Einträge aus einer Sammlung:
....................
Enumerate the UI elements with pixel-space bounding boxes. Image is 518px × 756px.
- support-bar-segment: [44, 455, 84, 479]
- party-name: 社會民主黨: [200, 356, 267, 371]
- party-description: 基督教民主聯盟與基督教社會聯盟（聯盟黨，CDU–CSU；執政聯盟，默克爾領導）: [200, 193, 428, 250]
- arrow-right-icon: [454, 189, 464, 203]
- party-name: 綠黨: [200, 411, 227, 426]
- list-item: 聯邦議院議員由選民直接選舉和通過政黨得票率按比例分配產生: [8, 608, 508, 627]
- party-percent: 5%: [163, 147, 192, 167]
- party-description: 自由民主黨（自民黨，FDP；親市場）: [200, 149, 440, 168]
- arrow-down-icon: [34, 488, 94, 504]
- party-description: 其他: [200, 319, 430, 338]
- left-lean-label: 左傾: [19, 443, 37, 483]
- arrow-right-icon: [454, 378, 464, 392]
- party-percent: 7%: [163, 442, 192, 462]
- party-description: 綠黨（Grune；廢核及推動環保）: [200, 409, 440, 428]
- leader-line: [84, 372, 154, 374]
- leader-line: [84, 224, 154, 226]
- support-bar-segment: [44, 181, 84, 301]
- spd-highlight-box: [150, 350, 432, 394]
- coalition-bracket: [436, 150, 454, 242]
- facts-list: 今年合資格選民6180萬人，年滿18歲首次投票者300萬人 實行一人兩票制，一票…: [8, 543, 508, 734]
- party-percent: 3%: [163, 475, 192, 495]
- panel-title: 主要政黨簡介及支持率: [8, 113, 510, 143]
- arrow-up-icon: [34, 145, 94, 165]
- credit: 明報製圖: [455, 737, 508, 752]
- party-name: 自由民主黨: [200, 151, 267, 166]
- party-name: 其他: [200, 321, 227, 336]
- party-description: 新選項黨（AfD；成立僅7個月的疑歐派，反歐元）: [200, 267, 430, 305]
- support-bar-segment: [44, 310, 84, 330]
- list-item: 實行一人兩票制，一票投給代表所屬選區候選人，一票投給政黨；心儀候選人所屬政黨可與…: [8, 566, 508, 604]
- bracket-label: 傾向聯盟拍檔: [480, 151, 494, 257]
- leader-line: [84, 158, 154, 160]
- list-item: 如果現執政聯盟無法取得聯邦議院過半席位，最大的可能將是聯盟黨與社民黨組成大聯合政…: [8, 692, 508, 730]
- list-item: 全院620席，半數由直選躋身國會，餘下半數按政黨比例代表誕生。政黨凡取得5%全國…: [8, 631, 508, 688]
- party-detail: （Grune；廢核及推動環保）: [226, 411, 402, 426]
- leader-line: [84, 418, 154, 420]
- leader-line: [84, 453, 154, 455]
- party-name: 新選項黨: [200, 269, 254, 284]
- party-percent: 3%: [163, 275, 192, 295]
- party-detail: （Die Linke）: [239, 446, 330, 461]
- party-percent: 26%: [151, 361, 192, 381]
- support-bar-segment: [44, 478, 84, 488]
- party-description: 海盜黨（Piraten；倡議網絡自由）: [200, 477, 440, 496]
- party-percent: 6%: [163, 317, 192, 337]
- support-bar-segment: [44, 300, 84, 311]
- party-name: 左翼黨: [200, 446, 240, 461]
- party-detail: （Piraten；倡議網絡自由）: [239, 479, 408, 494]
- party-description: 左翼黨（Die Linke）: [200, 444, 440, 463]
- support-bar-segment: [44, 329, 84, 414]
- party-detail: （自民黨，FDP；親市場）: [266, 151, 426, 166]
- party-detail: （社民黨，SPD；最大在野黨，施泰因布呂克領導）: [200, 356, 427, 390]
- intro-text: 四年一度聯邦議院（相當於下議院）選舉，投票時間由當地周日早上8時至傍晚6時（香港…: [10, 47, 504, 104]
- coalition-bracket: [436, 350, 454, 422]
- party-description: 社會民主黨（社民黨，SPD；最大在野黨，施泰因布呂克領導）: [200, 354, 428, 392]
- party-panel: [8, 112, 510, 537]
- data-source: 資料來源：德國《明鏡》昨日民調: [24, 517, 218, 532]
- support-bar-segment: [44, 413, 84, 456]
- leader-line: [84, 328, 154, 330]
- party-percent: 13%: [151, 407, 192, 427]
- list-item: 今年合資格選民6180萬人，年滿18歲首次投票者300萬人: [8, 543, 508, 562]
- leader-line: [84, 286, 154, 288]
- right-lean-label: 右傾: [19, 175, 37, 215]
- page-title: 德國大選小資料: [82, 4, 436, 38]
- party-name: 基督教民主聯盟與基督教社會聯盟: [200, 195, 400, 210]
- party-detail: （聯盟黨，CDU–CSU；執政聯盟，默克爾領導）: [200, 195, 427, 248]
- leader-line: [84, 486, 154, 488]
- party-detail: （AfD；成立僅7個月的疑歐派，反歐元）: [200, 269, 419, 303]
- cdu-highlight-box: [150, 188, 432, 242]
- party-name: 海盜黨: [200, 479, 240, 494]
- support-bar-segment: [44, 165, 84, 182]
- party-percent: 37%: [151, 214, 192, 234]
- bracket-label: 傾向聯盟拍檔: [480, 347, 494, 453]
....................
**AUFGABENSTELLUNG**
Schreibe die Zeilen des Materials noch einmal ab, beginnend am Anfang des Materials und endend mit der Zeile, die „- party-percent: 5%: [163, 147, 192, 167]“ enthält. Ersetze dabei „party-name“ durch „party-label“ und lass alles andere unverändert.

**DIE ANTWORT**
Enumerate the UI elements with pixel-space bounding boxes. Image is 518px × 756px.
- support-bar-segment: [44, 455, 84, 479]
- party-label: 社會民主黨: [200, 356, 267, 371]
- party-description: 基督教民主聯盟與基督教社會聯盟（聯盟黨，CDU–CSU；執政聯盟，默克爾領導）: [200, 193, 428, 250]
- arrow-right-icon: [454, 189, 464, 203]
- party-label: 綠黨: [200, 411, 227, 426]
- list-item: 聯邦議院議員由選民直接選舉和通過政黨得票率按比例分配產生: [8, 608, 508, 627]
- party-percent: 5%: [163, 147, 192, 167]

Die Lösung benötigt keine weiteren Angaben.